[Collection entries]
*****
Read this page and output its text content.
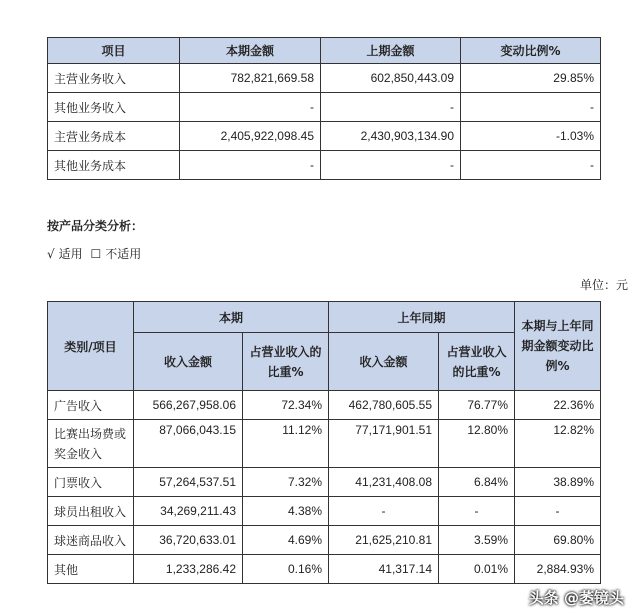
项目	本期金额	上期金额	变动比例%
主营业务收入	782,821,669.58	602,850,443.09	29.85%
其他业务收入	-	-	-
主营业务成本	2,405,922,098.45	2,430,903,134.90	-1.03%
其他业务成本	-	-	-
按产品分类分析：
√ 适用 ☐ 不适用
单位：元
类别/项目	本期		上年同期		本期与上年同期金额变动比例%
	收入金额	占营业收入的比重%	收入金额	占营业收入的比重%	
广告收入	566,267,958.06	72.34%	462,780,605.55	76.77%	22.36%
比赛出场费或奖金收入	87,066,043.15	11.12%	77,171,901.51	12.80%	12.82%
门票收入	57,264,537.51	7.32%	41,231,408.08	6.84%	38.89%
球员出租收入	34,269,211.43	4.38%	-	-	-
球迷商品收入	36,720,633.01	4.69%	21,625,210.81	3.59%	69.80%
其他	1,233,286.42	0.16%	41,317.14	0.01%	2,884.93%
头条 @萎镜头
*****
__Problem details__
Transcribe the entries above verbatim, omitting their pictures.

__Expected output__
Read this page and output its text content.
项目	本期金额	上期金额	变动比例%
主营业务收入	782,821,669.58	602,850,443.09	29.85%
其他业务收入	-	-	-
主营业务成本	2,405,922,098.45	2,430,903,134.90	-1.03%
其他业务成本	-	-	-
按产品分类分析：
√ 适用 ☐ 不适用
单位：元
类别/项目	本期		上年同期		本期与上年同期金额变动比例%
	收入金额	占营业收入的比重%	收入金额	占营业收入的比重%	
广告收入	566,267,958.06	72.34%	462,780,605.55	76.77%	22.36%
比赛出场费或奖金收入	87,066,043.15	11.12%	77,171,901.51	12.80%	12.82%
门票收入	57,264,537.51	7.32%	41,231,408.08	6.84%	38.89%
球员出租收入	34,269,211.43	4.38%	-	-	-
球迷商品收入	36,720,633.01	4.69%	21,625,210.81	3.59%	69.80%
其他	1,233,286.42	0.16%	41,317.14	0.01%	2,884.93%
头条 @萎镜头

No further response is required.